Task =>
Write every record out again exactly, and keep images out of it.

Data to use =>
-- BEGIN --

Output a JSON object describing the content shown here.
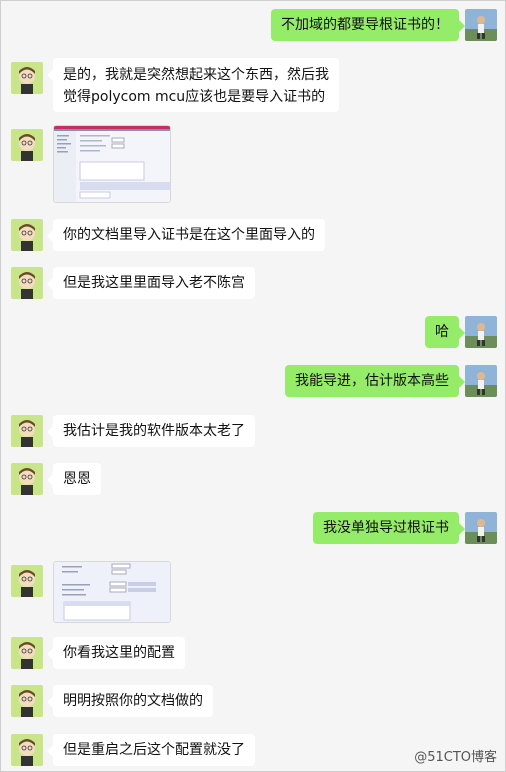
{
  "messages": [
    {
      "side": "right",
      "text": "不加域的都要导根证书的！"
    },
    {
      "side": "left",
      "lines": [
        "是的，我就是突然想起来这个东西，然后我",
        "觉得polycom mcu应该也是要导入证书的"
      ]
    },
    {
      "side": "left",
      "type": "image"
    },
    {
      "side": "left",
      "text": "你的文档里导入证书是在这个里面导入的"
    },
    {
      "side": "left",
      "text": "但是我这里里面导入老不陈宫"
    },
    {
      "side": "right",
      "text": "哈"
    },
    {
      "side": "right",
      "text": "我能导进，估计版本高些"
    },
    {
      "side": "left",
      "text": "我估计是我的软件版本太老了"
    },
    {
      "side": "left",
      "text": "恩恩"
    },
    {
      "side": "right",
      "text": "我没单独导过根证书"
    },
    {
      "side": "left",
      "type": "image"
    },
    {
      "side": "left",
      "text": "你看我这里的配置"
    },
    {
      "side": "left",
      "text": "明明按照你的文档做的"
    },
    {
      "side": "left",
      "text": "但是重启之后这个配置就没了"
    }
  ],
  "watermark": "@51CTO博客",
  "colors": {
    "background": "#f5f5f5",
    "bubble_left": "#ffffff",
    "bubble_right": "#95ec69"
  }
}
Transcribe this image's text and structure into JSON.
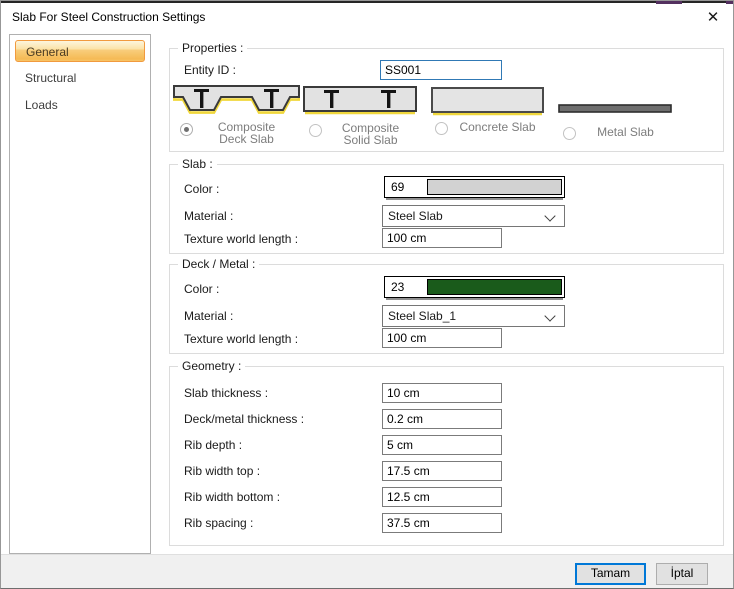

-- END --

Result below =>
Output a JSON object describing the content shown here.
{
  "messages": [
    {
      "side": "right",
      "text": "不加域的都要导根证书的！"
    },
    {
      "side": "left",
      "lines": [
        "是的，我就是突然想起来这个东西，然后我",
        "觉得polycom mcu应该也是要导入证书的"
      ]
    },
    {
      "side": "left",
      "type": "image"
    },
    {
      "side": "left",
      "text": "你的文档里导入证书是在这个里面导入的"
    },
    {
      "side": "left",
      "text": "但是我这里里面导入老不陈宫"
    },
    {
      "side": "right",
      "text": "哈"
    },
    {
      "side": "right",
      "text": "我能导进，估计版本高些"
    },
    {
      "side": "left",
      "text": "我估计是我的软件版本太老了"
    },
    {
      "side": "left",
      "text": "恩恩"
    },
    {
      "side": "right",
      "text": "我没单独导过根证书"
    },
    {
      "side": "left",
      "type": "image"
    },
    {
      "side": "left",
      "text": "你看我这里的配置"
    },
    {
      "side": "left",
      "text": "明明按照你的文档做的"
    },
    {
      "side": "left",
      "text": "但是重启之后这个配置就没了"
    }
  ],
  "watermark": "@51CTO博客",
  "colors": {
    "background": "#f5f5f5",
    "bubble_left": "#ffffff",
    "bubble_right": "#95ec69"
  }
}
Transcribe this image's text and structure into JSON.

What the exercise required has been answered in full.